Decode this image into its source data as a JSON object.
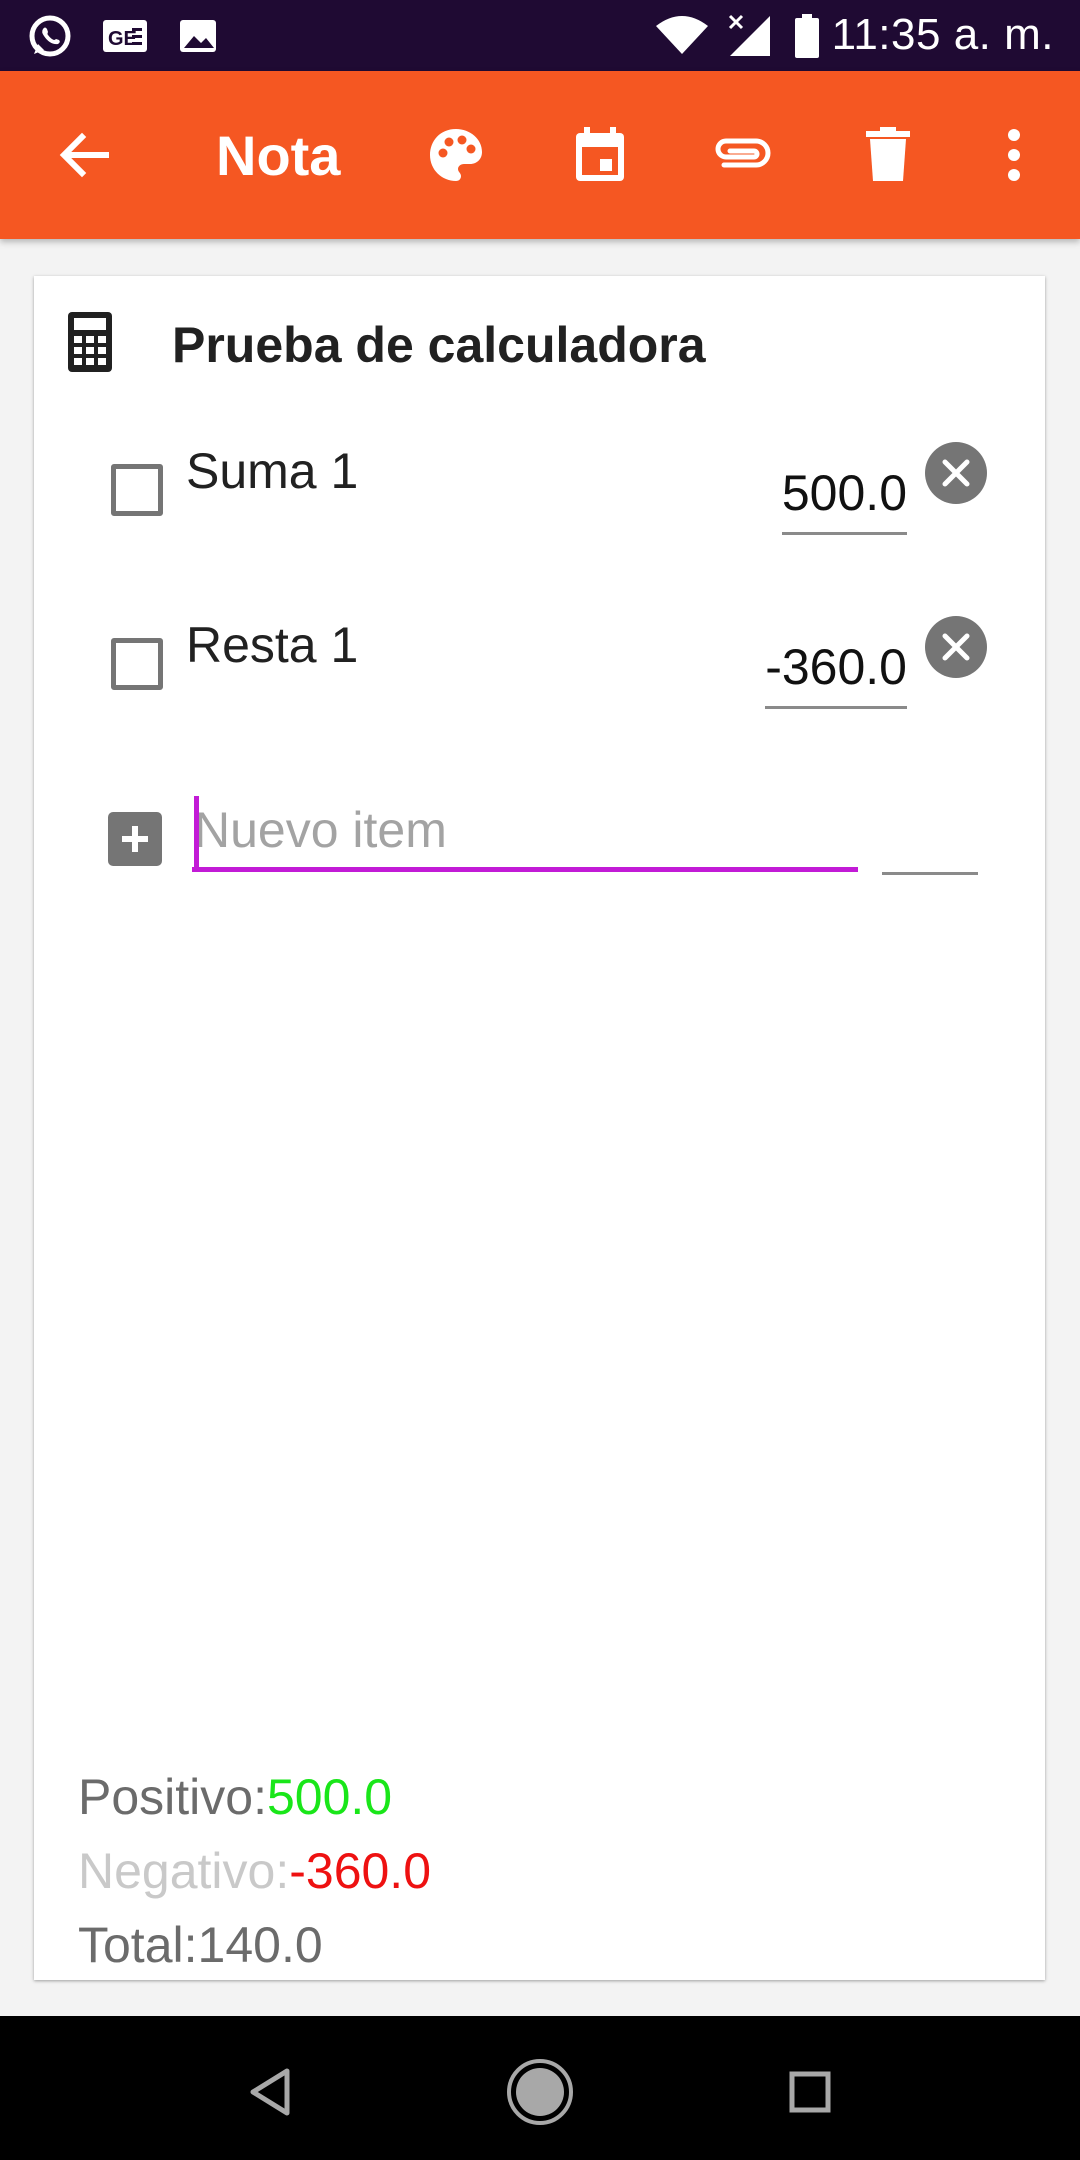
{
  "status_bar": {
    "time": "11:35 a. m.",
    "left_icons": [
      "whatsapp-icon",
      "news-icon",
      "image-icon"
    ],
    "right_icons": [
      "wifi-icon",
      "signal-icon",
      "battery-icon"
    ]
  },
  "app_bar": {
    "title": "Nota",
    "back_icon": "arrow-back-icon",
    "actions": [
      "palette-icon",
      "calendar-icon",
      "attach-icon",
      "delete-icon",
      "more-vert-icon"
    ]
  },
  "note": {
    "title": "Prueba de calculadora",
    "title_icon": "calculator-icon",
    "items": [
      {
        "label": "Suma 1",
        "value": "500.0",
        "checked": false
      },
      {
        "label": "Resta 1",
        "value": "-360.0",
        "checked": false
      }
    ],
    "new_item": {
      "placeholder": "Nuevo item",
      "value": ""
    }
  },
  "summary": {
    "positive_label": "Positivo:",
    "positive_value": "500.0",
    "negative_label": "Negativo:",
    "negative_value": "-360.0",
    "total_label": "Total:",
    "total_value": "140.0"
  },
  "colors": {
    "status_bar": "#1f0a33",
    "app_bar": "#f55722",
    "input_accent": "#c21bd6",
    "positive": "#19e619",
    "negative": "#ee1111"
  },
  "nav_bar": {
    "buttons": [
      "back-triangle-icon",
      "home-circle-icon",
      "recents-square-icon"
    ]
  }
}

Set problem: Copy out all of the material exactly as written, without its pictures.

Solution to this exercise:
Decode this image into its source data as a JSON object.
{
  "status_bar": {
    "time": "11:35 a. m.",
    "left_icons": [
      "whatsapp-icon",
      "news-icon",
      "image-icon"
    ],
    "right_icons": [
      "wifi-icon",
      "signal-icon",
      "battery-icon"
    ]
  },
  "app_bar": {
    "title": "Nota",
    "back_icon": "arrow-back-icon",
    "actions": [
      "palette-icon",
      "calendar-icon",
      "attach-icon",
      "delete-icon",
      "more-vert-icon"
    ]
  },
  "note": {
    "title": "Prueba de calculadora",
    "title_icon": "calculator-icon",
    "items": [
      {
        "label": "Suma 1",
        "value": "500.0",
        "checked": false
      },
      {
        "label": "Resta 1",
        "value": "-360.0",
        "checked": false
      }
    ],
    "new_item": {
      "placeholder": "Nuevo item",
      "value": ""
    }
  },
  "summary": {
    "positive_label": "Positivo:",
    "positive_value": "500.0",
    "negative_label": "Negativo:",
    "negative_value": "-360.0",
    "total_label": "Total:",
    "total_value": "140.0"
  },
  "colors": {
    "status_bar": "#1f0a33",
    "app_bar": "#f55722",
    "input_accent": "#c21bd6",
    "positive": "#19e619",
    "negative": "#ee1111"
  },
  "nav_bar": {
    "buttons": [
      "back-triangle-icon",
      "home-circle-icon",
      "recents-square-icon"
    ]
  }
}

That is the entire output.